## Your objective
Write out the data below in full. Keep it exact.
= = = = = = =
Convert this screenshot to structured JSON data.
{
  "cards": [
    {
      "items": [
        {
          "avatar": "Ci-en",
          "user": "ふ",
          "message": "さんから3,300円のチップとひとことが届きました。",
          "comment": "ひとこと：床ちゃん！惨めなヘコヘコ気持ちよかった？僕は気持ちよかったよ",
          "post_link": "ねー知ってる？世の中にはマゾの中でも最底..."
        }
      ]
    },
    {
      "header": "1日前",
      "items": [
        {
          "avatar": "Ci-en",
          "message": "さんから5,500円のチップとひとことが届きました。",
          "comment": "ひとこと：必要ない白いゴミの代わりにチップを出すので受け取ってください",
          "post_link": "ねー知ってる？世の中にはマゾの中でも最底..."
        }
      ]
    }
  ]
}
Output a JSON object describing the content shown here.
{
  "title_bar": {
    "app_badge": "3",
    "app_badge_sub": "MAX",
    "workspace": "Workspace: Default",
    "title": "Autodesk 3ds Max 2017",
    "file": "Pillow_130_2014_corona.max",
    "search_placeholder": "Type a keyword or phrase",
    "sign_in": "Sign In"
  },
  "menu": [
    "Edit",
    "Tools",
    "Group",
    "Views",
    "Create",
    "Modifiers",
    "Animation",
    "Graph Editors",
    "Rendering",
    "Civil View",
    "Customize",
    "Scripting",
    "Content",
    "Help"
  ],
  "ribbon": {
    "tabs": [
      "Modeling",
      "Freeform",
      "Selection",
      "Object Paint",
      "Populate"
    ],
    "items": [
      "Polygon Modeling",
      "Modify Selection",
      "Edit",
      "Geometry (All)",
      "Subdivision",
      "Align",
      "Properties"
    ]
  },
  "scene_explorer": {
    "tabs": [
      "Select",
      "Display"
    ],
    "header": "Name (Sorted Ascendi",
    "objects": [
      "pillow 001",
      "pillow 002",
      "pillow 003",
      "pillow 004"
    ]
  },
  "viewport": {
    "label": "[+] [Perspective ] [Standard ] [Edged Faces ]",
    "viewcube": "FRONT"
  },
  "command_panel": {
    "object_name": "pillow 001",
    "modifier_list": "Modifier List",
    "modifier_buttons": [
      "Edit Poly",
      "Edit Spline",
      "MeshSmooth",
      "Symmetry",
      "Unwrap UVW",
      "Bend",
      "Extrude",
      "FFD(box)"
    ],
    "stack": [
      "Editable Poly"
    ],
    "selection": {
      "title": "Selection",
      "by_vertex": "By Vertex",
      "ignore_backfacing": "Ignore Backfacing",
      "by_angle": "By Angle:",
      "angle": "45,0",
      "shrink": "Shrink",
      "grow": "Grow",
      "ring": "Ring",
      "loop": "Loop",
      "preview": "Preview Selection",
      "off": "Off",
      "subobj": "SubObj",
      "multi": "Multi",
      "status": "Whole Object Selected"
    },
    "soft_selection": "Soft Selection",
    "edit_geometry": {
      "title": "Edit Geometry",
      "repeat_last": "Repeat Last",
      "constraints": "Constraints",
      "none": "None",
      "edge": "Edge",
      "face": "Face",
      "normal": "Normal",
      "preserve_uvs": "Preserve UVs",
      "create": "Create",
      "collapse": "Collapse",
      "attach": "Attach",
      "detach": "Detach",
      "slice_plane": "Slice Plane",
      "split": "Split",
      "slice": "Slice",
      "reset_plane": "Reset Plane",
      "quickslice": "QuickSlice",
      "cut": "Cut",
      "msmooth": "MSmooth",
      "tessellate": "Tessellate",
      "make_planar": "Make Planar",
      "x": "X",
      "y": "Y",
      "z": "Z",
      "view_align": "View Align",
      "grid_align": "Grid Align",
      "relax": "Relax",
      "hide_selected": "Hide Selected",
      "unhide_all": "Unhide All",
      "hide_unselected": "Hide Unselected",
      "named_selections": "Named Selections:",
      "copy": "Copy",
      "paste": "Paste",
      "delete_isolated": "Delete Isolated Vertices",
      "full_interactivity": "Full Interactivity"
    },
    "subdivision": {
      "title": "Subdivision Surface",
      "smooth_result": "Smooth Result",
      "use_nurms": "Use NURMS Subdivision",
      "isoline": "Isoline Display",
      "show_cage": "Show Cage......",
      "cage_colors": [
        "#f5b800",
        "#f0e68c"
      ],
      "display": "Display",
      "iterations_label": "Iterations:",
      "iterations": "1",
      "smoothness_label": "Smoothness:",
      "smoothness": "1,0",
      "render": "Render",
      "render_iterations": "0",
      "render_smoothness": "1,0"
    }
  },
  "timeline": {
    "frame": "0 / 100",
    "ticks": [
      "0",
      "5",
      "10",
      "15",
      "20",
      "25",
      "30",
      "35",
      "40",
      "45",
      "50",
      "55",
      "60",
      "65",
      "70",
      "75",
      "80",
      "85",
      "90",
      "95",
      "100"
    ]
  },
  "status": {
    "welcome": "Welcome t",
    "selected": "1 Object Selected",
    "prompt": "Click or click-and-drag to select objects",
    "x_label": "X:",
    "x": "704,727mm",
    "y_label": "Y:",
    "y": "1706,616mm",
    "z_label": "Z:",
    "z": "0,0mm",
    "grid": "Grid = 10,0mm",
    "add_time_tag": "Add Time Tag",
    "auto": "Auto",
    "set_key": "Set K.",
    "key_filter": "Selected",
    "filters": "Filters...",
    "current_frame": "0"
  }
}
= = = = = = =
## Full answer
Convert this screenshot to structured JSON data.
{
  "cards": [
    {
      "items": [
        {
          "avatar": "Ci-en",
          "user": "ふ",
          "message": "さんから3,300円のチップとひとことが届きました。",
          "comment": "ひとこと：床ちゃん！惨めなヘコヘコ気持ちよかった？僕は気持ちよかったよ",
          "post_link": "ねー知ってる？世の中にはマゾの中でも最底..."
        }
      ]
    },
    {
      "header": "1日前",
      "items": [
        {
          "avatar": "Ci-en",
          "message": "さんから5,500円のチップとひとことが届きました。",
          "comment": "ひとこと：必要ない白いゴミの代わりにチップを出すので受け取ってください",
          "post_link": "ねー知ってる？世の中にはマゾの中でも最底..."
        }
      ]
    }
  ]
}
Output a JSON object describing the content shown here.
{
  "title_bar": {
    "app_badge": "3",
    "app_badge_sub": "MAX",
    "workspace": "Workspace: Default",
    "title": "Autodesk 3ds Max 2017",
    "file": "Pillow_130_2014_corona.max",
    "search_placeholder": "Type a keyword or phrase",
    "sign_in": "Sign In"
  },
  "menu": [
    "Edit",
    "Tools",
    "Group",
    "Views",
    "Create",
    "Modifiers",
    "Animation",
    "Graph Editors",
    "Rendering",
    "Civil View",
    "Customize",
    "Scripting",
    "Content",
    "Help"
  ],
  "ribbon": {
    "tabs": [
      "Modeling",
      "Freeform",
      "Selection",
      "Object Paint",
      "Populate"
    ],
    "items": [
      "Polygon Modeling",
      "Modify Selection",
      "Edit",
      "Geometry (All)",
      "Subdivision",
      "Align",
      "Properties"
    ]
  },
  "scene_explorer": {
    "tabs": [
      "Select",
      "Display"
    ],
    "header": "Name (Sorted Ascendi",
    "objects": [
      "pillow 001",
      "pillow 002",
      "pillow 003",
      "pillow 004"
    ]
  },
  "viewport": {
    "label": "[+] [Perspective ] [Standard ] [Edged Faces ]",
    "viewcube": "FRONT"
  },
  "command_panel": {
    "object_name": "pillow 001",
    "modifier_list": "Modifier List",
    "modifier_buttons": [
      "Edit Poly",
      "Edit Spline",
      "MeshSmooth",
      "Symmetry",
      "Unwrap UVW",
      "Bend",
      "Extrude",
      "FFD(box)"
    ],
    "stack": [
      "Editable Poly"
    ],
    "selection": {
      "title": "Selection",
      "by_vertex": "By Vertex",
      "ignore_backfacing": "Ignore Backfacing",
      "by_angle": "By Angle:",
      "angle": "45,0",
      "shrink": "Shrink",
      "grow": "Grow",
      "ring": "Ring",
      "loop": "Loop",
      "preview": "Preview Selection",
      "off": "Off",
      "subobj": "SubObj",
      "multi": "Multi",
      "status": "Whole Object Selected"
    },
    "soft_selection": "Soft Selection",
    "edit_geometry": {
      "title": "Edit Geometry",
      "repeat_last": "Repeat Last",
      "constraints": "Constraints",
      "none": "None",
      "edge": "Edge",
      "face": "Face",
      "normal": "Normal",
      "preserve_uvs": "Preserve UVs",
      "create": "Create",
      "collapse": "Collapse",
      "attach": "Attach",
      "detach": "Detach",
      "slice_plane": "Slice Plane",
      "split": "Split",
      "slice": "Slice",
      "reset_plane": "Reset Plane",
      "quickslice": "QuickSlice",
      "cut": "Cut",
      "msmooth": "MSmooth",
      "tessellate": "Tessellate",
      "make_planar": "Make Planar",
      "x": "X",
      "y": "Y",
      "z": "Z",
      "view_align": "View Align",
      "grid_align": "Grid Align",
      "relax": "Relax",
      "hide_selected": "Hide Selected",
      "unhide_all": "Unhide All",
      "hide_unselected": "Hide Unselected",
      "named_selections": "Named Selections:",
      "copy": "Copy",
      "paste": "Paste",
      "delete_isolated": "Delete Isolated Vertices",
      "full_interactivity": "Full Interactivity"
    },
    "subdivision": {
      "title": "Subdivision Surface",
      "smooth_result": "Smooth Result",
      "use_nurms": "Use NURMS Subdivision",
      "isoline": "Isoline Display",
      "show_cage": "Show Cage......",
      "cage_colors": [
        "#f5b800",
        "#f0e68c"
      ],
      "display": "Display",
      "iterations_label": "Iterations:",
      "iterations": "1",
      "smoothness_label": "Smoothness:",
      "smoothness": "1,0",
      "render": "Render",
      "render_iterations": "0",
      "render_smoothness": "1,0"
    }
  },
  "timeline": {
    "frame": "0 / 100",
    "ticks": [
      "0",
      "5",
      "10",
      "15",
      "20",
      "25",
      "30",
      "35",
      "40",
      "45",
      "50",
      "55",
      "60",
      "65",
      "70",
      "75",
      "80",
      "85",
      "90",
      "95",
      "100"
    ]
  },
  "status": {
    "welcome": "Welcome t",
    "selected": "1 Object Selected",
    "prompt": "Click or click-and-drag to select objects",
    "x_label": "X:",
    "x": "704,727mm",
    "y_label": "Y:",
    "y": "1706,616mm",
    "z_label": "Z:",
    "z": "0,0mm",
    "grid": "Grid = 10,0mm",
    "add_time_tag": "Add Time Tag",
    "auto": "Auto",
    "set_key": "Set K.",
    "key_filter": "Selected",
    "filters": "Filters...",
    "current_frame": "0"
  }
}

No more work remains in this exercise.